### Exercise prompt
Tally up the lines that include "style" and state that number by itself.

╭─ Data extract

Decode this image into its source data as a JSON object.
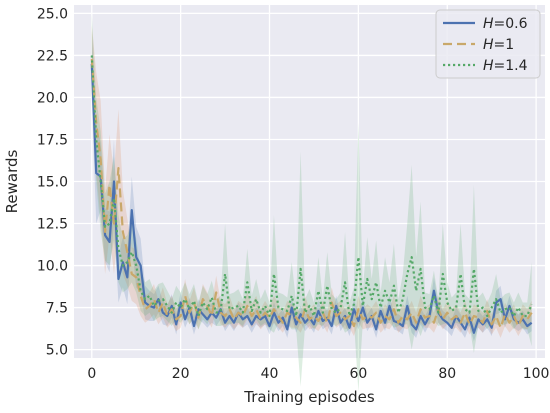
{
  "chart_data": {
    "type": "line",
    "title": "",
    "xlabel": "Training episodes",
    "ylabel": "Rewards",
    "xlim": [
      -4,
      102
    ],
    "ylim": [
      4.5,
      25.5
    ],
    "x_ticks": [
      0,
      20,
      40,
      60,
      80,
      100
    ],
    "y_ticks": [
      5.0,
      7.5,
      10.0,
      12.5,
      15.0,
      17.5,
      20.0,
      22.5,
      25.0
    ],
    "grid": true,
    "legend_position": "upper-right",
    "background": "#eaeaf2",
    "series": [
      {
        "name": "H=0.6",
        "label_var": "H",
        "label_value": "=0.6",
        "color": "#4c72b0",
        "style": "solid",
        "band_color": "#4c72b0",
        "x": [
          0,
          1,
          2,
          3,
          4,
          5,
          6,
          7,
          8,
          9,
          10,
          11,
          12,
          13,
          14,
          15,
          16,
          17,
          18,
          19,
          20,
          21,
          22,
          23,
          24,
          25,
          26,
          27,
          28,
          29,
          30,
          31,
          32,
          33,
          34,
          35,
          36,
          37,
          38,
          39,
          40,
          41,
          42,
          43,
          44,
          45,
          46,
          47,
          48,
          49,
          50,
          51,
          52,
          53,
          54,
          55,
          56,
          57,
          58,
          59,
          60,
          61,
          62,
          63,
          64,
          65,
          66,
          67,
          68,
          69,
          70,
          71,
          72,
          73,
          74,
          75,
          76,
          77,
          78,
          79,
          80,
          81,
          82,
          83,
          84,
          85,
          86,
          87,
          88,
          89,
          90,
          91,
          92,
          93,
          94,
          95,
          96,
          97,
          98,
          99
        ],
        "y": [
          22.0,
          15.5,
          15.3,
          11.8,
          11.4,
          15.0,
          9.2,
          10.2,
          9.3,
          13.3,
          10.5,
          10.0,
          7.8,
          7.6,
          7.5,
          8.0,
          7.2,
          7.0,
          7.6,
          6.5,
          7.8,
          6.8,
          7.5,
          6.4,
          7.4,
          7.1,
          6.8,
          7.2,
          6.9,
          7.4,
          6.6,
          7.0,
          6.6,
          7.2,
          6.8,
          7.0,
          6.5,
          7.0,
          6.8,
          7.0,
          6.4,
          7.2,
          6.6,
          6.9,
          6.2,
          7.5,
          6.5,
          7.1,
          6.6,
          6.9,
          6.5,
          7.3,
          6.7,
          6.9,
          6.4,
          7.6,
          6.6,
          7.0,
          6.3,
          7.4,
          6.7,
          7.5,
          6.6,
          7.0,
          6.2,
          7.3,
          6.6,
          7.6,
          6.7,
          6.6,
          6.4,
          7.6,
          6.5,
          6.2,
          7.0,
          6.5,
          7.0,
          8.5,
          7.2,
          6.8,
          6.6,
          6.3,
          7.0,
          6.6,
          6.2,
          6.9,
          6.0,
          6.8,
          6.5,
          6.8,
          6.3,
          7.8,
          8.0,
          6.8,
          7.6,
          6.8,
          6.6,
          6.8,
          6.4,
          6.6
        ],
        "band_halfwidth": [
          2.0,
          3.0,
          2.0,
          1.6,
          1.8,
          2.5,
          1.4,
          1.5,
          1.6,
          2.0,
          1.8,
          1.6,
          1.0,
          0.9,
          0.8,
          0.8,
          0.7,
          0.6,
          0.7,
          0.6,
          0.6,
          0.5,
          0.6,
          0.5,
          0.6,
          0.5,
          0.5,
          0.6,
          0.5,
          0.6,
          0.5,
          0.5,
          0.5,
          0.6,
          0.5,
          0.5,
          0.5,
          0.5,
          0.5,
          0.5,
          0.5,
          0.6,
          0.5,
          0.5,
          0.5,
          0.6,
          0.5,
          0.5,
          0.5,
          0.5,
          0.5,
          0.6,
          0.5,
          0.5,
          0.5,
          0.6,
          0.5,
          0.5,
          0.5,
          0.6,
          0.5,
          0.6,
          0.5,
          0.5,
          0.5,
          0.6,
          0.5,
          0.6,
          0.5,
          0.5,
          0.5,
          0.6,
          0.5,
          0.5,
          0.5,
          0.5,
          0.5,
          0.8,
          0.6,
          0.5,
          0.5,
          0.5,
          0.5,
          0.5,
          0.5,
          0.5,
          0.5,
          0.5,
          0.5,
          0.5,
          0.5,
          0.7,
          0.8,
          0.5,
          0.6,
          0.5,
          0.5,
          0.5,
          0.5,
          0.5
        ]
      },
      {
        "name": "H=1",
        "label_var": "H",
        "label_value": "=1",
        "color": "#c9a86a",
        "style": "dashed",
        "band_color": "#dd8452",
        "x": [
          0,
          1,
          2,
          3,
          4,
          5,
          6,
          7,
          8,
          9,
          10,
          11,
          12,
          13,
          14,
          15,
          16,
          17,
          18,
          19,
          20,
          21,
          22,
          23,
          24,
          25,
          26,
          27,
          28,
          29,
          30,
          31,
          32,
          33,
          34,
          35,
          36,
          37,
          38,
          39,
          40,
          41,
          42,
          43,
          44,
          45,
          46,
          47,
          48,
          49,
          50,
          51,
          52,
          53,
          54,
          55,
          56,
          57,
          58,
          59,
          60,
          61,
          62,
          63,
          64,
          65,
          66,
          67,
          68,
          69,
          70,
          71,
          72,
          73,
          74,
          75,
          76,
          77,
          78,
          79,
          80,
          81,
          82,
          83,
          84,
          85,
          86,
          87,
          88,
          89,
          90,
          91,
          92,
          93,
          94,
          95,
          96,
          97,
          98,
          99
        ],
        "y": [
          22.3,
          18.5,
          16.3,
          12.0,
          14.8,
          12.5,
          15.8,
          12.0,
          10.8,
          9.5,
          9.3,
          8.2,
          7.4,
          7.6,
          8.0,
          7.2,
          7.8,
          7.0,
          7.4,
          6.8,
          7.0,
          8.2,
          7.2,
          7.8,
          6.9,
          8.0,
          7.6,
          7.0,
          8.4,
          7.2,
          7.0,
          7.4,
          6.8,
          7.2,
          7.0,
          7.6,
          7.0,
          7.4,
          6.8,
          7.2,
          6.9,
          7.4,
          7.0,
          6.6,
          7.2,
          7.0,
          6.9,
          6.6,
          7.4,
          6.8,
          7.0,
          6.7,
          7.2,
          6.6,
          7.8,
          7.0,
          7.2,
          6.8,
          7.0,
          6.4,
          7.4,
          6.8,
          7.0,
          6.9,
          7.2,
          6.6,
          7.0,
          6.8,
          7.4,
          6.6,
          7.0,
          6.8,
          7.2,
          6.6,
          7.4,
          6.9,
          7.0,
          6.6,
          7.4,
          6.8,
          7.2,
          6.8,
          7.0,
          6.6,
          7.2,
          6.5,
          7.0,
          6.9,
          6.6,
          7.3,
          6.5,
          7.0,
          6.3,
          7.1,
          6.6,
          7.0,
          6.4,
          7.0,
          6.8,
          7.2
        ],
        "band_halfwidth": [
          2.0,
          3.0,
          3.5,
          2.5,
          3.0,
          3.0,
          3.5,
          2.5,
          2.0,
          1.6,
          1.6,
          1.2,
          0.8,
          0.8,
          0.9,
          0.7,
          0.9,
          0.7,
          0.8,
          0.7,
          0.7,
          1.0,
          0.7,
          0.9,
          0.7,
          0.9,
          0.8,
          0.7,
          1.0,
          0.7,
          0.7,
          0.8,
          0.6,
          0.7,
          0.7,
          0.8,
          0.7,
          0.8,
          0.6,
          0.7,
          0.6,
          0.8,
          0.7,
          0.6,
          0.7,
          0.7,
          0.6,
          0.6,
          0.8,
          0.6,
          0.7,
          0.6,
          0.7,
          0.6,
          0.9,
          0.7,
          0.7,
          0.6,
          0.7,
          0.6,
          0.8,
          0.6,
          0.7,
          0.6,
          0.7,
          0.6,
          0.7,
          0.6,
          0.8,
          0.6,
          0.7,
          0.6,
          0.7,
          0.6,
          0.8,
          0.6,
          0.7,
          0.6,
          0.8,
          0.6,
          0.7,
          0.6,
          0.7,
          0.6,
          0.7,
          0.6,
          0.7,
          0.6,
          0.6,
          0.7,
          0.6,
          0.7,
          0.6,
          0.7,
          0.6,
          0.7,
          0.6,
          0.7,
          0.6,
          0.7
        ]
      },
      {
        "name": "H=1.4",
        "label_var": "H",
        "label_value": "=1.4",
        "color": "#55a868",
        "style": "dotted",
        "band_color": "#55a868",
        "x": [
          0,
          1,
          2,
          3,
          4,
          5,
          6,
          7,
          8,
          9,
          10,
          11,
          12,
          13,
          14,
          15,
          16,
          17,
          18,
          19,
          20,
          21,
          22,
          23,
          24,
          25,
          26,
          27,
          28,
          29,
          30,
          31,
          32,
          33,
          34,
          35,
          36,
          37,
          38,
          39,
          40,
          41,
          42,
          43,
          44,
          45,
          46,
          47,
          48,
          49,
          50,
          51,
          52,
          53,
          54,
          55,
          56,
          57,
          58,
          59,
          60,
          61,
          62,
          63,
          64,
          65,
          66,
          67,
          68,
          69,
          70,
          71,
          72,
          73,
          74,
          75,
          76,
          77,
          78,
          79,
          80,
          81,
          82,
          83,
          84,
          85,
          86,
          87,
          88,
          89,
          90,
          91,
          92,
          93,
          94,
          95,
          96,
          97,
          98,
          99
        ],
        "y": [
          22.5,
          17.5,
          15.0,
          12.3,
          12.5,
          14.0,
          11.0,
          10.0,
          10.2,
          10.8,
          10.0,
          8.5,
          8.0,
          8.2,
          7.6,
          7.9,
          8.0,
          7.6,
          7.2,
          7.8,
          7.5,
          8.0,
          7.4,
          7.9,
          7.0,
          7.8,
          7.4,
          8.1,
          7.2,
          7.3,
          9.5,
          7.4,
          7.5,
          7.6,
          7.2,
          9.0,
          7.3,
          8.0,
          7.2,
          7.6,
          7.0,
          9.5,
          7.5,
          7.4,
          7.3,
          8.2,
          7.0,
          9.8,
          7.2,
          7.6,
          7.0,
          8.5,
          7.2,
          8.8,
          7.4,
          7.2,
          7.5,
          9.0,
          7.0,
          7.7,
          10.5,
          7.6,
          9.2,
          8.0,
          9.0,
          7.5,
          8.5,
          7.8,
          8.8,
          7.2,
          8.0,
          9.5,
          10.5,
          8.5,
          9.8,
          7.5,
          7.4,
          8.2,
          7.2,
          9.5,
          7.8,
          7.3,
          7.5,
          9.5,
          7.4,
          7.2,
          9.8,
          7.3,
          7.5,
          7.0,
          7.5,
          8.0,
          7.2,
          7.4,
          7.5,
          7.0,
          7.5,
          7.0,
          7.0,
          7.7
        ],
        "band_halfwidth": [
          2.5,
          2.5,
          3.0,
          2.0,
          2.5,
          2.5,
          2.0,
          1.6,
          1.6,
          1.8,
          1.6,
          1.2,
          1.0,
          1.0,
          0.9,
          1.0,
          1.0,
          0.9,
          0.8,
          1.0,
          0.9,
          1.0,
          0.9,
          1.0,
          0.8,
          1.0,
          0.9,
          1.0,
          0.8,
          0.9,
          3.0,
          0.9,
          0.9,
          1.0,
          0.8,
          2.0,
          0.9,
          1.2,
          0.8,
          1.0,
          0.8,
          3.5,
          0.9,
          0.9,
          0.8,
          2.0,
          0.8,
          7.0,
          0.8,
          1.0,
          0.8,
          2.0,
          0.8,
          2.0,
          0.9,
          0.8,
          0.9,
          3.0,
          0.8,
          1.0,
          8.0,
          1.0,
          2.5,
          1.2,
          2.5,
          0.9,
          2.0,
          1.2,
          2.5,
          0.8,
          1.5,
          3.0,
          5.5,
          2.0,
          4.0,
          0.9,
          0.9,
          1.5,
          0.8,
          3.0,
          1.2,
          0.8,
          0.9,
          3.0,
          0.9,
          0.8,
          5.0,
          0.8,
          0.9,
          0.8,
          0.9,
          1.5,
          0.8,
          0.9,
          0.9,
          0.8,
          0.9,
          0.8,
          0.8,
          2.5
        ]
      }
    ]
  }
}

╰─

### Finished task
3